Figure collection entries
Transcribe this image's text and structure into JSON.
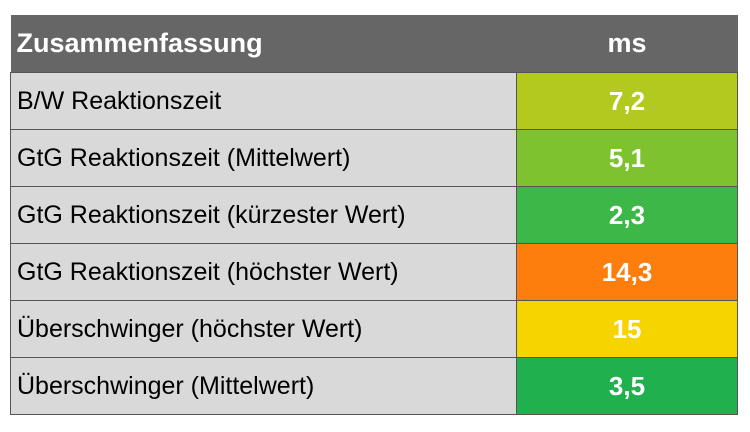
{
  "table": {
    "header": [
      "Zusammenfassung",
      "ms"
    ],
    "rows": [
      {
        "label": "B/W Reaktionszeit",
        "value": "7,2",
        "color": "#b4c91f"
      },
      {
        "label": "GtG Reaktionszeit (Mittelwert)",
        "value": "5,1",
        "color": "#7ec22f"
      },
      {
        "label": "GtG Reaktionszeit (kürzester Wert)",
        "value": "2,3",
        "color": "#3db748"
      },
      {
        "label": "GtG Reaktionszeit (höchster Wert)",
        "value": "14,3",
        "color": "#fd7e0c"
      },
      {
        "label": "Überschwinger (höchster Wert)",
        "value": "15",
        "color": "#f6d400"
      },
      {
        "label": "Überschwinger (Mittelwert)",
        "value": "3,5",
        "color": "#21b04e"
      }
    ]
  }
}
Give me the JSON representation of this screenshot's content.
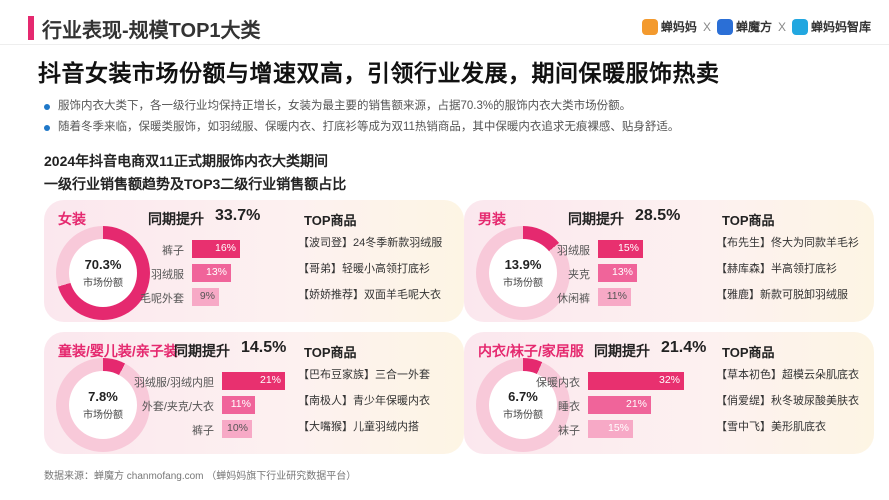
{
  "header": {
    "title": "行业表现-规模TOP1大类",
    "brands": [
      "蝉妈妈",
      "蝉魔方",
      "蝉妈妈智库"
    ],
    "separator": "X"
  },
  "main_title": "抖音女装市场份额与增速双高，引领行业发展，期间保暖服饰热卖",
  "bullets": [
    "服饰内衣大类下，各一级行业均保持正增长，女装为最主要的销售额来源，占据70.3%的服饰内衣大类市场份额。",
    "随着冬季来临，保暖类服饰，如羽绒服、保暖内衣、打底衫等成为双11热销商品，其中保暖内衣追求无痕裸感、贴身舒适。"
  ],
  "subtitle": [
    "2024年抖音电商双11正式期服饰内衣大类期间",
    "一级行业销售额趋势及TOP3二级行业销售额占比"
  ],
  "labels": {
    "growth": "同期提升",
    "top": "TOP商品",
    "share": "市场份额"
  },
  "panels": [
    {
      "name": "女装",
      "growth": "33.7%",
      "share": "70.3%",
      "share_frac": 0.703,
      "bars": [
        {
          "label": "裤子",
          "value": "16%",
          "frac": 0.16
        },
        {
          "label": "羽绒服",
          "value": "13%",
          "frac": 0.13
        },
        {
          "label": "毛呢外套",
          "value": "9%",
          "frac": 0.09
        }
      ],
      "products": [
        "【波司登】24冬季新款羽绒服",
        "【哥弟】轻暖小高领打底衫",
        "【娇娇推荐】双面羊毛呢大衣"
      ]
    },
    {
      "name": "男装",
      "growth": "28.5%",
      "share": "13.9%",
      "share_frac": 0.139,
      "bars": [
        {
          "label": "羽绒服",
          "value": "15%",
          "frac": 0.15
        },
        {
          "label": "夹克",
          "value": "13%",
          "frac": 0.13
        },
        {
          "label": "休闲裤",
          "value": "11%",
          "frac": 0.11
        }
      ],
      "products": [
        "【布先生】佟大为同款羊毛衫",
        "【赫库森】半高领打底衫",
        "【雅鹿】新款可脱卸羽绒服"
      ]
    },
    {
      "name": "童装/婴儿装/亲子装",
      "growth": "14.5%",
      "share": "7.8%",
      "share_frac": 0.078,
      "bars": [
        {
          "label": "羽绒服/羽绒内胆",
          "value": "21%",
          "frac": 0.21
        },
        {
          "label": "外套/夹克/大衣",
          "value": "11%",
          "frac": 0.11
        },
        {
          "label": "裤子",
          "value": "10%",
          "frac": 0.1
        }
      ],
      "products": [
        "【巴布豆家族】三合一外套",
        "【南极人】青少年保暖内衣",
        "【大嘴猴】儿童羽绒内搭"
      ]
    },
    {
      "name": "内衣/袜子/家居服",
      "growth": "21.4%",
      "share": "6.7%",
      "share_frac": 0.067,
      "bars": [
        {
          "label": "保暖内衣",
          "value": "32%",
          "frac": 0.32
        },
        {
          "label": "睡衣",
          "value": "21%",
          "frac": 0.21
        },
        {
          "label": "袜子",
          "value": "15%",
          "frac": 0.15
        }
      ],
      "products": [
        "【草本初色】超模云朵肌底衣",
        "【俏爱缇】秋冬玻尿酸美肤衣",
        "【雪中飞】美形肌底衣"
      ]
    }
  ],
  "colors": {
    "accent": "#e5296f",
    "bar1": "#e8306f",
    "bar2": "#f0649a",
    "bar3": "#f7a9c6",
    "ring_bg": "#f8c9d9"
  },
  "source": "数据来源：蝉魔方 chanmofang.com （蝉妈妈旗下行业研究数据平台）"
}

Job ▸ Copy each line holding the word "name" from the listing above.

Finished exercise ▸
      "name": "女装",
      "name": "男装",
      "name": "童装/婴儿装/亲子装",
      "name": "内衣/袜子/家居服",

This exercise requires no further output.